Extract each line from the entries below that has the string "November" in it.

· · · · ·

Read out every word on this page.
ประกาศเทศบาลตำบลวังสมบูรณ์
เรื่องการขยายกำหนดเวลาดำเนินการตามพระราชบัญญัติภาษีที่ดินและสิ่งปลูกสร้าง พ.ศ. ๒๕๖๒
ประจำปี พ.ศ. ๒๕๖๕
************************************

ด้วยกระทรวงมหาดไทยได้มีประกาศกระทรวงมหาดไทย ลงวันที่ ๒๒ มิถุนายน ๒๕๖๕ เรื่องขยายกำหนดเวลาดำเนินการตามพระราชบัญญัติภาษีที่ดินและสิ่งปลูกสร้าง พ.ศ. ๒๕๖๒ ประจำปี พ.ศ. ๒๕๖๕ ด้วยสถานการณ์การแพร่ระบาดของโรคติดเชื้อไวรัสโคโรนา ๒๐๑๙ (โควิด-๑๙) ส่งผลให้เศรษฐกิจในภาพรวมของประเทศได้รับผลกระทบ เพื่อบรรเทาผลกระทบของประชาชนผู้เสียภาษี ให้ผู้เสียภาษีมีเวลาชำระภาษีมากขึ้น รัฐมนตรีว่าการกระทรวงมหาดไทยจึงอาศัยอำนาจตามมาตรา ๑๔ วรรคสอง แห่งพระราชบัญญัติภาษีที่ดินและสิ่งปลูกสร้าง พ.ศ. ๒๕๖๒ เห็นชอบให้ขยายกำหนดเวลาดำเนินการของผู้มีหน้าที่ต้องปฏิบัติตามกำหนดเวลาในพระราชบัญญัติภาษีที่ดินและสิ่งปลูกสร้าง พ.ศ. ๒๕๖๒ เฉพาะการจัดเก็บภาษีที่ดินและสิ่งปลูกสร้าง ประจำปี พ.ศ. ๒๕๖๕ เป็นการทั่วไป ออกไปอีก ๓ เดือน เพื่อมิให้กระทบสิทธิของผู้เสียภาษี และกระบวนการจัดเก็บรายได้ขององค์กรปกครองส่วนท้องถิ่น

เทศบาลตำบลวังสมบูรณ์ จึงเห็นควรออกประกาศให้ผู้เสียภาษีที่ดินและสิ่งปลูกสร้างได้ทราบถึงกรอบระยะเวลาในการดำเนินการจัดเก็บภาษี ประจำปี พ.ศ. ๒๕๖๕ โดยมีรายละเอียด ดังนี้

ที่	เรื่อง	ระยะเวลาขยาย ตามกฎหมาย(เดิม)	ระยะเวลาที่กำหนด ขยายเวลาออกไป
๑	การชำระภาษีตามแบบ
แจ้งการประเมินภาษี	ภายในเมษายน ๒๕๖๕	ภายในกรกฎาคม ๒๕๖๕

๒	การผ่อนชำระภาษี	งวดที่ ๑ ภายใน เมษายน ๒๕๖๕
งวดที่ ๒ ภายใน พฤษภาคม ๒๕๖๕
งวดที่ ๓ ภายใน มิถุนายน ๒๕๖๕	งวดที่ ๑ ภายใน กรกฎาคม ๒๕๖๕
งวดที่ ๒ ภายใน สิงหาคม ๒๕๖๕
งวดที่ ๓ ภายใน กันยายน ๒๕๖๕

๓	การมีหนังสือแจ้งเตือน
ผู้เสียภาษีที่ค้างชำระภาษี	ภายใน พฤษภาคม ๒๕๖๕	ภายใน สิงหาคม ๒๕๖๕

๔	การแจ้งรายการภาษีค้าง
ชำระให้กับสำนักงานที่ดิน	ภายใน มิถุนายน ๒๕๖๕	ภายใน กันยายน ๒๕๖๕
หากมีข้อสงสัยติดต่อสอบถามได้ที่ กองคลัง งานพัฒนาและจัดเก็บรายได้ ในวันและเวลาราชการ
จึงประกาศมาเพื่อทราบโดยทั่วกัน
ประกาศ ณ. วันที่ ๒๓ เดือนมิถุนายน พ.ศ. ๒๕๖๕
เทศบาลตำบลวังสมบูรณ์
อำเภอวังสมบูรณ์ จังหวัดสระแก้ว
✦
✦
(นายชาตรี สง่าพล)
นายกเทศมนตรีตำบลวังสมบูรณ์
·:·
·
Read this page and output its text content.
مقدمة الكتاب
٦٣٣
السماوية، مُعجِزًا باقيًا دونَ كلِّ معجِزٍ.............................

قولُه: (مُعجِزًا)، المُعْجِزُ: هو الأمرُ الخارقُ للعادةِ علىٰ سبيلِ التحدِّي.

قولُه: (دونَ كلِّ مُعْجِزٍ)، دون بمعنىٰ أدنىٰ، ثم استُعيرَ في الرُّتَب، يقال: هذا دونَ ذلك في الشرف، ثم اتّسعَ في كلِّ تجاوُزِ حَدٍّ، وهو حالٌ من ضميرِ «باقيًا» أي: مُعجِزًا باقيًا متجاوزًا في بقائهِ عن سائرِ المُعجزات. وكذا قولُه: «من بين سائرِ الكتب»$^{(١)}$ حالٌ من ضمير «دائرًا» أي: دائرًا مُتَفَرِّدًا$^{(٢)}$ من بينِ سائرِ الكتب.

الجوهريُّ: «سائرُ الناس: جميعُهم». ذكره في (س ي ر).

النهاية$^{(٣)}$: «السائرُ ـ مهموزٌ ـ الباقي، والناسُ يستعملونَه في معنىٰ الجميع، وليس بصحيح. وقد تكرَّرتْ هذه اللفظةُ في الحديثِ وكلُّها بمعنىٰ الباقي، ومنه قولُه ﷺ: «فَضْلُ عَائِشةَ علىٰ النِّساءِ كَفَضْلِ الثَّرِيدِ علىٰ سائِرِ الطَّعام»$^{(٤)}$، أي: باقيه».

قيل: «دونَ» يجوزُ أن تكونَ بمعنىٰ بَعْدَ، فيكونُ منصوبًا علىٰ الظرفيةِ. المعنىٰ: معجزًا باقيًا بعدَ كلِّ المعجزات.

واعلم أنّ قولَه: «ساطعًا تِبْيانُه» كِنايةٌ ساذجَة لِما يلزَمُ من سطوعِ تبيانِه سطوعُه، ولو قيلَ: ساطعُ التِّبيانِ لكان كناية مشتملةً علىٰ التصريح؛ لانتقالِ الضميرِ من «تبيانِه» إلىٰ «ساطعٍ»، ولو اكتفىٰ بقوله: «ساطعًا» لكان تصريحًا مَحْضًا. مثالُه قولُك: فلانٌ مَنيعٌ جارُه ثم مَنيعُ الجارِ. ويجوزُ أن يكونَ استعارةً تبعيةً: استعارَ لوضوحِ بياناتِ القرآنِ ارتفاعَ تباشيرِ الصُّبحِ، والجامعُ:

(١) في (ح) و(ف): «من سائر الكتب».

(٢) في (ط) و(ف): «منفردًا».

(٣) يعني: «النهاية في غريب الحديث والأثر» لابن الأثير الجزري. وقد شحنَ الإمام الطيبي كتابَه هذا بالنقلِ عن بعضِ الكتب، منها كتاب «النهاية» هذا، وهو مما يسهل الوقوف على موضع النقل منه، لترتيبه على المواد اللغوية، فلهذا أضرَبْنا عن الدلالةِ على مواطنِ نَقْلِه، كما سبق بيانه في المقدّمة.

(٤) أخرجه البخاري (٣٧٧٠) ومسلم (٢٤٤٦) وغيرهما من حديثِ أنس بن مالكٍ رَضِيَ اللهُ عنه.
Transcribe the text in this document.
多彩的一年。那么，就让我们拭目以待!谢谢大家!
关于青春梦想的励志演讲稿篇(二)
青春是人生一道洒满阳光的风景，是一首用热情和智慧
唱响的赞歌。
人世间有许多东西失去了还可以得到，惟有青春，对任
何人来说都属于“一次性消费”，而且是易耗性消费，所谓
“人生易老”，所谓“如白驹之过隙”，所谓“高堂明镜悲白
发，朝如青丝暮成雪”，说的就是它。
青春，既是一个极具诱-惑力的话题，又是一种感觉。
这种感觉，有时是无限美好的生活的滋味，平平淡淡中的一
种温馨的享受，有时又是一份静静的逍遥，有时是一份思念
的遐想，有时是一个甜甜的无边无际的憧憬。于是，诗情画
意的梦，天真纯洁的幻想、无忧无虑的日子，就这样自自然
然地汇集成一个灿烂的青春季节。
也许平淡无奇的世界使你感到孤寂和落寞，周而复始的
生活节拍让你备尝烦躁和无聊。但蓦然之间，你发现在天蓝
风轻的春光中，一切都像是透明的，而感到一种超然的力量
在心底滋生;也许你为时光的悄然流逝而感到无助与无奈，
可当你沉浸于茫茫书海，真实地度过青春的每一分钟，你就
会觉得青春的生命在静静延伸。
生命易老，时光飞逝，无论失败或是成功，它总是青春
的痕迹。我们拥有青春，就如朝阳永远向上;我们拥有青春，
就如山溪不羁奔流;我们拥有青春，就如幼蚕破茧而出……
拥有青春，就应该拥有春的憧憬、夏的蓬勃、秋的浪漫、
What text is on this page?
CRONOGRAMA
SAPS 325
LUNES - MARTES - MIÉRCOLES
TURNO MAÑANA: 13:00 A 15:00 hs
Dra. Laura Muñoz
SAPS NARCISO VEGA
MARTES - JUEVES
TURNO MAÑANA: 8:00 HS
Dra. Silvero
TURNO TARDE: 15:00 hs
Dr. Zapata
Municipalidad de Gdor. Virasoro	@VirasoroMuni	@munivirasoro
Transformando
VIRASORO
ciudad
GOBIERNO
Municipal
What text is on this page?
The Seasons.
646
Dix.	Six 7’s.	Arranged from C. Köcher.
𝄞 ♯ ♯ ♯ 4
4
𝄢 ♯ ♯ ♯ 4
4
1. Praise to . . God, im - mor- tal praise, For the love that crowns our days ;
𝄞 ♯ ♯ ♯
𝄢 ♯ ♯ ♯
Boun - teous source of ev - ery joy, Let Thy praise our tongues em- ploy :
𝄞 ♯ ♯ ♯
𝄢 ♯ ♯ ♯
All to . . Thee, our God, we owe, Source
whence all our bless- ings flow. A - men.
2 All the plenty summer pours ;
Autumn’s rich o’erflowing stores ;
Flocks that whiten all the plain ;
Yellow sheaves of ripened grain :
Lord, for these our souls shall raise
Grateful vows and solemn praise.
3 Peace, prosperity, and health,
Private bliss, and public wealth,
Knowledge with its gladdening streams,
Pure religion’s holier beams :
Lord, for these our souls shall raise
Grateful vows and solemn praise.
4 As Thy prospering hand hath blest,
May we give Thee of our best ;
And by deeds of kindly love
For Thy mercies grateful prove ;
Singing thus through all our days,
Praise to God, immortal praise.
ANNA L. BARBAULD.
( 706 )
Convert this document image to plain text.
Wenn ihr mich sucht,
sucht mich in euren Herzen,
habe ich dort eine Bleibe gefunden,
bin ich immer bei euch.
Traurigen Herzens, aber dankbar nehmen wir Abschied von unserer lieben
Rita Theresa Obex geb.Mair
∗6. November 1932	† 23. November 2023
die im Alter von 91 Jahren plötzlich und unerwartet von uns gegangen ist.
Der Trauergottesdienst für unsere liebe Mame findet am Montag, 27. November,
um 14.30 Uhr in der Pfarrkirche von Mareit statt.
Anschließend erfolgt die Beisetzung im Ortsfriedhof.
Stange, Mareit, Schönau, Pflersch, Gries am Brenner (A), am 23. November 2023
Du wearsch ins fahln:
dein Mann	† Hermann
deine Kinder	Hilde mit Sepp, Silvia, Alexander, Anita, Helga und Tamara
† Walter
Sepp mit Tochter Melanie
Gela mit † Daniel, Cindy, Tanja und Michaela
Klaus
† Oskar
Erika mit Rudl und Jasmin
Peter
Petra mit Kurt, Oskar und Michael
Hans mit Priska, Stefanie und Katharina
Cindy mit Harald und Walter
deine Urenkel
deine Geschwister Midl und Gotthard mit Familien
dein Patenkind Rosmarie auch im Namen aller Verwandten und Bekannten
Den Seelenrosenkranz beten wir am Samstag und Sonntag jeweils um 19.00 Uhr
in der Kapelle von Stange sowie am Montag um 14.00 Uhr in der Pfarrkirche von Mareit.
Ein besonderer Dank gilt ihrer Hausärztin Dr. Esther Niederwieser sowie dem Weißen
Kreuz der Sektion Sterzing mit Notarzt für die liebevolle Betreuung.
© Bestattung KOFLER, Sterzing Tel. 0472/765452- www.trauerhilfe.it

· · · · ·

-- Reply to the exercise --
∗6. November 1932	† 23. November 2023
Der Trauergottesdienst für unsere liebe Mame findet am Montag, 27. November,
Stange, Mareit, Schönau, Pflersch, Gries am Brenner (A), am 23. November 2023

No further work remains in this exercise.